I changed the AMD Ryzen 3 3200G to a AMD Ryzen 5 3600 on one node and to 
a AMD Ryzen 3 3100 on the two other nodes, now the problem is gone.

I don't really know why, I can think of two reasons:

1) The 3200G did not support ECC but I use ECC RAM. Maybe this leads to 
errors (although intensive memory testing with memtest86 did not report 
anything).
2) The new CPUs do not have integrated graphic capabilities. I noticed 
that the two onboard 10GBit-Ethernet adapters now have other PCI 
addresses with the new CPU. And with the old CPUs there were problem 
with malfunctioning of these 10G adapters.

Many thanks for input + your help.

The ASRock Rack X470D4U2-2T is definitly stable now.

Best Regards,
Hermann

Am 04.09.20 um 16:45 schrieb Hermann Himmelbauer:
> Dear Proxmox users,
> 
> I'm trying to install a 3-node cluster (latest proxmox/ceph) and
> experience random freezes. The node can either be completely frozen (no
> blinking cursor on console, no ping) or can get somewhat blocked / slow etc.
> 
> This happens most often on node 2 (approx. 3-4 times / day), node 3
> never got stuck within 14 days runtime, node 1 once.
> 
> Unfortunately I did not find any way to trigger this behaviour, however,
> I *think* that this happens most often if I stress the machine in some
> way (performance test within a virtual machine) and then idling the machine.

*-*-*

## WHAT TO DO
A – Reproduce the passage of the Proxmox cluster post starting with "I changed the" and going on through "these 10G adapters.".
B – Answer these questions from the Proxmox cluster post:
(i) Which CPU replaced the Ryzen 3 3200G on one node?
(ii) About how often did node 2 freeze?
(iii) Which tool was used for the intensive memory testing?

## DATA EXTRACT

*-*-*

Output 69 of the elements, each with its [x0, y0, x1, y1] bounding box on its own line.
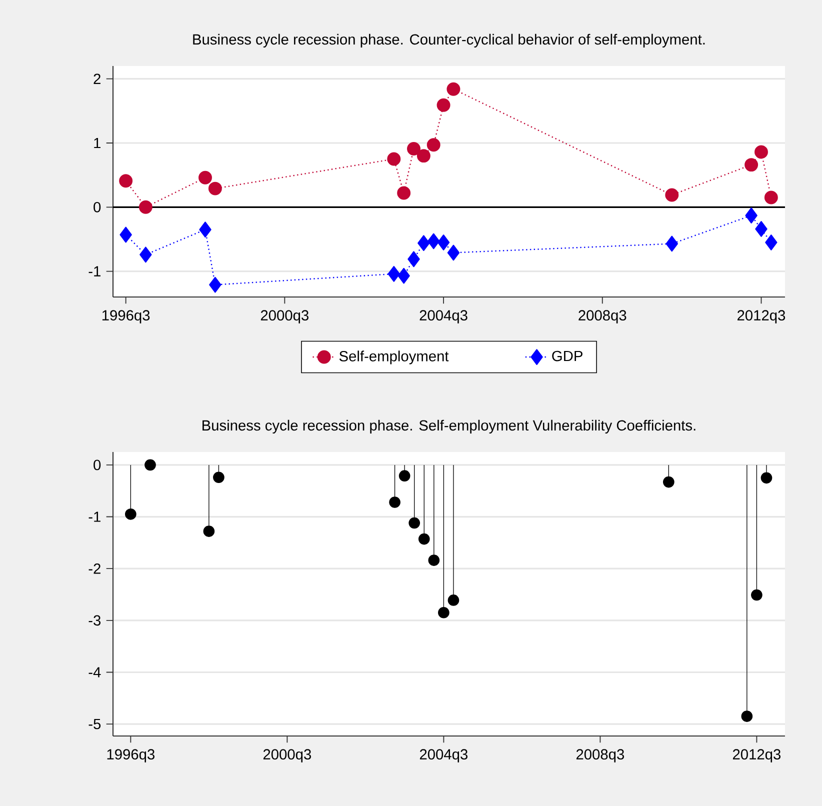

*-*-*

## THE REPLIES
A –
I changed the AMD Ryzen 3 3200G to a AMD Ryzen 5 3600 on one node and to 
a AMD Ryzen 3 3100 on the two other nodes, now the problem is gone.

I don't really know why, I can think of two reasons:

1) The 3200G did not support ECC but I use ECC RAM. Maybe this leads to 
errors (although intensive memory testing with memtest86 did not report 
anything).
2) The new CPUs do not have integrated graphic capabilities. I noticed 
that the two onboard 10GBit-Ethernet adapters now have other PCI 
addresses with the new CPU. And with the old CPUs there were problem 
with malfunctioning of these 10G adapters.

B –
(i) An AMD Ryzen 5 3600
(ii) About 3-4 times a day
(iii) memtest86